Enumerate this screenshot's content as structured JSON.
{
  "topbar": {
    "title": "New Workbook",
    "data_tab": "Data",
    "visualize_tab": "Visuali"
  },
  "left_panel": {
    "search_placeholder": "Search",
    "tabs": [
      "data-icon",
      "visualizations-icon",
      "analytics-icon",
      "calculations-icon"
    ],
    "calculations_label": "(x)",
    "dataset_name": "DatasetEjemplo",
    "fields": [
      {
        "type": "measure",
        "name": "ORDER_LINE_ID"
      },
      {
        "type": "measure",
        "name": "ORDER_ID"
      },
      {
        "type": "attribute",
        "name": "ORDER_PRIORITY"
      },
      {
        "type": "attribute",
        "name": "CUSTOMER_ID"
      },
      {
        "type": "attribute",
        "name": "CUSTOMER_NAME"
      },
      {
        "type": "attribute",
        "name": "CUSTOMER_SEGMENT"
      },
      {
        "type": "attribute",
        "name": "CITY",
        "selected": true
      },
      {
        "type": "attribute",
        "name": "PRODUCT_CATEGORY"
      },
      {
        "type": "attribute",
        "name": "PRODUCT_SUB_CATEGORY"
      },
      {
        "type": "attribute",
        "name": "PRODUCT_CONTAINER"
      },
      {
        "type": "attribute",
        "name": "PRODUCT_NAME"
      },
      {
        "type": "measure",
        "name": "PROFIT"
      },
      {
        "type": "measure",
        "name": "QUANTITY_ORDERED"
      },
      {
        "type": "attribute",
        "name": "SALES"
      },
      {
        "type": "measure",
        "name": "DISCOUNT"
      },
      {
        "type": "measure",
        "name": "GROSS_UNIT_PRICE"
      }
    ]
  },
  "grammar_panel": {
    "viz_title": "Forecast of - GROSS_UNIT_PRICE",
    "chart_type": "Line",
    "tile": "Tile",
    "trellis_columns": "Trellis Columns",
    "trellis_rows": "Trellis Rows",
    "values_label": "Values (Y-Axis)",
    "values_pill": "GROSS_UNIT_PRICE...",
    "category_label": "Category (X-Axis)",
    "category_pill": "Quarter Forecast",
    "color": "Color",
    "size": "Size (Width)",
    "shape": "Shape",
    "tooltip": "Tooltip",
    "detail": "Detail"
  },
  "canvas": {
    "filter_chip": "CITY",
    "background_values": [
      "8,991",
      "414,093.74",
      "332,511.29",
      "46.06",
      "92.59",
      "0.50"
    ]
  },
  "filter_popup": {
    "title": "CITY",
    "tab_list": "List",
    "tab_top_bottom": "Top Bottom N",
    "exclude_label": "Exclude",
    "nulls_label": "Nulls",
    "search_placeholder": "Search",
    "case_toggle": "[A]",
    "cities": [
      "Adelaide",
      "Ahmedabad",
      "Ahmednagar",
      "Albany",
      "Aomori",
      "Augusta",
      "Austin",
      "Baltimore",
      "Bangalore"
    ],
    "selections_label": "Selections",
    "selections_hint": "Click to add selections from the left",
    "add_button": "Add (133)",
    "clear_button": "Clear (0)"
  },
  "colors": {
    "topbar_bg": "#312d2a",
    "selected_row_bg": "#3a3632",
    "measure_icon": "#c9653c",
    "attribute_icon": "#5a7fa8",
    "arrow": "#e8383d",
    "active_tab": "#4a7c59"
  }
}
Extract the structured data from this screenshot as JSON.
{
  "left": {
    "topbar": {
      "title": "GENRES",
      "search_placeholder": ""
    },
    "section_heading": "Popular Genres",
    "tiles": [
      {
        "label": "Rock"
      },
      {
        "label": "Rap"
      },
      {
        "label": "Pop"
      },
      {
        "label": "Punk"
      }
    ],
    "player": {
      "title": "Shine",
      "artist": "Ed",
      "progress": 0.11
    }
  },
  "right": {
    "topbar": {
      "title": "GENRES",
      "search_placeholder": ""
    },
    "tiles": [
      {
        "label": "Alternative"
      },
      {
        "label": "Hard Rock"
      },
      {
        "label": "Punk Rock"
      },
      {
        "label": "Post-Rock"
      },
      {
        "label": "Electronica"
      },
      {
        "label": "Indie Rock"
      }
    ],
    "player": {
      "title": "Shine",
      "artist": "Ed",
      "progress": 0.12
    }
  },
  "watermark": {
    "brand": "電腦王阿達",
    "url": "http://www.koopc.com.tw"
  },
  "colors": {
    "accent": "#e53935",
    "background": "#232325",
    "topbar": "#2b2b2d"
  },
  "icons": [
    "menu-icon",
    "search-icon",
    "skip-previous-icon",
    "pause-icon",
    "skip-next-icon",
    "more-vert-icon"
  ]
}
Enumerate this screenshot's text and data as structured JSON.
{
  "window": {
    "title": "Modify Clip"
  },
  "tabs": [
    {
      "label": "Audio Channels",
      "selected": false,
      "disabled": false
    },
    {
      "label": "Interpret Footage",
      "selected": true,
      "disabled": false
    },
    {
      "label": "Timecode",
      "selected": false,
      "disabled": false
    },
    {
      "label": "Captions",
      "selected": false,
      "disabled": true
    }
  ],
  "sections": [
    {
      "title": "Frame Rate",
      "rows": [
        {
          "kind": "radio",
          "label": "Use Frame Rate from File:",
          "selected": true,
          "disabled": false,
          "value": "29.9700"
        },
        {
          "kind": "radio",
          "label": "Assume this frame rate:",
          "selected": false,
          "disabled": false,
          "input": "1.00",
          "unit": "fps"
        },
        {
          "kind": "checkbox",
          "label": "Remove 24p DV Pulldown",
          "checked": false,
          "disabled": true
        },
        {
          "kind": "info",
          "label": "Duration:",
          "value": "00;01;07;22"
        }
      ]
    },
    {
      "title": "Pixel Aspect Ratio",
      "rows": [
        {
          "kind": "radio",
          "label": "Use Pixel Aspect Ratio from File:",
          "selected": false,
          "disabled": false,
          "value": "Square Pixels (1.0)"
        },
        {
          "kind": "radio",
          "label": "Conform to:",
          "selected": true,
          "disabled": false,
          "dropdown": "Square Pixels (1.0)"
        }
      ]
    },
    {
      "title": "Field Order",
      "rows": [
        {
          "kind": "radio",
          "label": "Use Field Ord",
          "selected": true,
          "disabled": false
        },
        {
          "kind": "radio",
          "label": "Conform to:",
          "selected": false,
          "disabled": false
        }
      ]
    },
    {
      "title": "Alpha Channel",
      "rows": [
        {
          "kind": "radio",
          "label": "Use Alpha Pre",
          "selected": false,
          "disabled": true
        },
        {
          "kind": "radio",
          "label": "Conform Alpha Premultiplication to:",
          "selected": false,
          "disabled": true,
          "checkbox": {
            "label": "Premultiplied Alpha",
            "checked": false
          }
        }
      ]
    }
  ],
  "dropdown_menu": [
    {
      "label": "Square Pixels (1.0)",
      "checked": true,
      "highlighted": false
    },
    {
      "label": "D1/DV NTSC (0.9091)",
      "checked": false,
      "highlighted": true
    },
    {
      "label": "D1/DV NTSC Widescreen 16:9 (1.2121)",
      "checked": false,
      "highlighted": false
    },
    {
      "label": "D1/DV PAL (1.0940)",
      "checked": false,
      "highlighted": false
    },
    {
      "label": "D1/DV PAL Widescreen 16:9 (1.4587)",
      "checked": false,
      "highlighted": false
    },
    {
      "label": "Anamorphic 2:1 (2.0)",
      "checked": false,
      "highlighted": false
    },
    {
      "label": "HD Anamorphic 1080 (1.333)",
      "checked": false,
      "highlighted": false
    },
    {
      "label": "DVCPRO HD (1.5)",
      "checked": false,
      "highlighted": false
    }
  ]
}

▸ **Aim of the task**:
Extract all of the material exactly as it is written.

▸ **Output below**:
Enumerate this screenshot's content as structured JSON.
{
  "topbar": {
    "title": "New Workbook",
    "data_tab": "Data",
    "visualize_tab": "Visuali"
  },
  "left_panel": {
    "search_placeholder": "Search",
    "tabs": [
      "data-icon",
      "visualizations-icon",
      "analytics-icon",
      "calculations-icon"
    ],
    "calculations_label": "(x)",
    "dataset_name": "DatasetEjemplo",
    "fields": [
      {
        "type": "measure",
        "name": "ORDER_LINE_ID"
      },
      {
        "type": "measure",
        "name": "ORDER_ID"
      },
      {
        "type": "attribute",
        "name": "ORDER_PRIORITY"
      },
      {
        "type": "attribute",
        "name": "CUSTOMER_ID"
      },
      {
        "type": "attribute",
        "name": "CUSTOMER_NAME"
      },
      {
        "type": "attribute",
        "name": "CUSTOMER_SEGMENT"
      },
      {
        "type": "attribute",
        "name": "CITY",
        "selected": true
      },
      {
        "type": "attribute",
        "name": "PRODUCT_CATEGORY"
      },
      {
        "type": "attribute",
        "name": "PRODUCT_SUB_CATEGORY"
      },
      {
        "type": "attribute",
        "name": "PRODUCT_CONTAINER"
      },
      {
        "type": "attribute",
        "name": "PRODUCT_NAME"
      },
      {
        "type": "measure",
        "name": "PROFIT"
      },
      {
        "type": "measure",
        "name": "QUANTITY_ORDERED"
      },
      {
        "type": "attribute",
        "name": "SALES"
      },
      {
        "type": "measure",
        "name": "DISCOUNT"
      },
      {
        "type": "measure",
        "name": "GROSS_UNIT_PRICE"
      }
    ]
  },
  "grammar_panel": {
    "viz_title": "Forecast of - GROSS_UNIT_PRICE",
    "chart_type": "Line",
    "tile": "Tile",
    "trellis_columns": "Trellis Columns",
    "trellis_rows": "Trellis Rows",
    "values_label": "Values (Y-Axis)",
    "values_pill": "GROSS_UNIT_PRICE...",
    "category_label": "Category (X-Axis)",
    "category_pill": "Quarter Forecast",
    "color": "Color",
    "size": "Size (Width)",
    "shape": "Shape",
    "tooltip": "Tooltip",
    "detail": "Detail"
  },
  "canvas": {
    "filter_chip": "CITY",
    "background_values": [
      "8,991",
      "414,093.74",
      "332,511.29",
      "46.06",
      "92.59",
      "0.50"
    ]
  },
  "filter_popup": {
    "title": "CITY",
    "tab_list": "List",
    "tab_top_bottom": "Top Bottom N",
    "exclude_label": "Exclude",
    "nulls_label": "Nulls",
    "search_placeholder": "Search",
    "case_toggle": "[A]",
    "cities": [
      "Adelaide",
      "Ahmedabad",
      "Ahmednagar",
      "Albany",
      "Aomori",
      "Augusta",
      "Austin",
      "Baltimore",
      "Bangalore"
    ],
    "selections_label": "Selections",
    "selections_hint": "Click to add selections from the left",
    "add_button": "Add (133)",
    "clear_button": "Clear (0)"
  },
  "colors": {
    "topbar_bg": "#312d2a",
    "selected_row_bg": "#3a3632",
    "measure_icon": "#c9653c",
    "attribute_icon": "#5a7fa8",
    "arrow": "#e8383d",
    "active_tab": "#4a7c59"
  }
}
Extract the structured data from this screenshot as JSON.
{
  "left": {
    "topbar": {
      "title": "GENRES",
      "search_placeholder": ""
    },
    "section_heading": "Popular Genres",
    "tiles": [
      {
        "label": "Rock"
      },
      {
        "label": "Rap"
      },
      {
        "label": "Pop"
      },
      {
        "label": "Punk"
      }
    ],
    "player": {
      "title": "Shine",
      "artist": "Ed",
      "progress": 0.11
    }
  },
  "right": {
    "topbar": {
      "title": "GENRES",
      "search_placeholder": ""
    },
    "tiles": [
      {
        "label": "Alternative"
      },
      {
        "label": "Hard Rock"
      },
      {
        "label": "Punk Rock"
      },
      {
        "label": "Post-Rock"
      },
      {
        "label": "Electronica"
      },
      {
        "label": "Indie Rock"
      }
    ],
    "player": {
      "title": "Shine",
      "artist": "Ed",
      "progress": 0.12
    }
  },
  "watermark": {
    "brand": "電腦王阿達",
    "url": "http://www.koopc.com.tw"
  },
  "colors": {
    "accent": "#e53935",
    "background": "#232325",
    "topbar": "#2b2b2d"
  },
  "icons": [
    "menu-icon",
    "search-icon",
    "skip-previous-icon",
    "pause-icon",
    "skip-next-icon",
    "more-vert-icon"
  ]
}
Enumerate this screenshot's text and data as structured JSON.
{
  "window": {
    "title": "Modify Clip"
  },
  "tabs": [
    {
      "label": "Audio Channels",
      "selected": false,
      "disabled": false
    },
    {
      "label": "Interpret Footage",
      "selected": true,
      "disabled": false
    },
    {
      "label": "Timecode",
      "selected": false,
      "disabled": false
    },
    {
      "label": "Captions",
      "selected": false,
      "disabled": true
    }
  ],
  "sections": [
    {
      "title": "Frame Rate",
      "rows": [
        {
          "kind": "radio",
          "label": "Use Frame Rate from File:",
          "selected": true,
          "disabled": false,
          "value": "29.9700"
        },
        {
          "kind": "radio",
          "label": "Assume this frame rate:",
          "selected": false,
          "disabled": false,
          "input": "1.00",
          "unit": "fps"
        },
        {
          "kind": "checkbox",
          "label": "Remove 24p DV Pulldown",
          "checked": false,
          "disabled": true
        },
        {
          "kind": "info",
          "label": "Duration:",
          "value": "00;01;07;22"
        }
      ]
    },
    {
      "title": "Pixel Aspect Ratio",
      "rows": [
        {
          "kind": "radio",
          "label": "Use Pixel Aspect Ratio from File:",
          "selected": false,
          "disabled": false,
          "value": "Square Pixels (1.0)"
        },
        {
          "kind": "radio",
          "label": "Conform to:",
          "selected": true,
          "disabled": false,
          "dropdown": "Square Pixels (1.0)"
        }
      ]
    },
    {
      "title": "Field Order",
      "rows": [
        {
          "kind": "radio",
          "label": "Use Field Ord",
          "selected": true,
          "disabled": false
        },
        {
          "kind": "radio",
          "label": "Conform to:",
          "selected": false,
          "disabled": false
        }
      ]
    },
    {
      "title": "Alpha Channel",
      "rows": [
        {
          "kind": "radio",
          "label": "Use Alpha Pre",
          "selected": false,
          "disabled": true
        },
        {
          "kind": "radio",
          "label": "Conform Alpha Premultiplication to:",
          "selected": false,
          "disabled": true,
          "checkbox": {
            "label": "Premultiplied Alpha",
            "checked": false
          }
        }
      ]
    }
  ],
  "dropdown_menu": [
    {
      "label": "Square Pixels (1.0)",
      "checked": true,
      "highlighted": false
    },
    {
      "label": "D1/DV NTSC (0.9091)",
      "checked": false,
      "highlighted": true
    },
    {
      "label": "D1/DV NTSC Widescreen 16:9 (1.2121)",
      "checked": false,
      "highlighted": false
    },
    {
      "label": "D1/DV PAL (1.0940)",
      "checked": false,
      "highlighted": false
    },
    {
      "label": "D1/DV PAL Widescreen 16:9 (1.4587)",
      "checked": false,
      "highlighted": false
    },
    {
      "label": "Anamorphic 2:1 (2.0)",
      "checked": false,
      "highlighted": false
    },
    {
      "label": "HD Anamorphic 1080 (1.333)",
      "checked": false,
      "highlighted": false
    },
    {
      "label": "DVCPRO HD (1.5)",
      "checked": false,
      "highlighted": false
    }
  ]
}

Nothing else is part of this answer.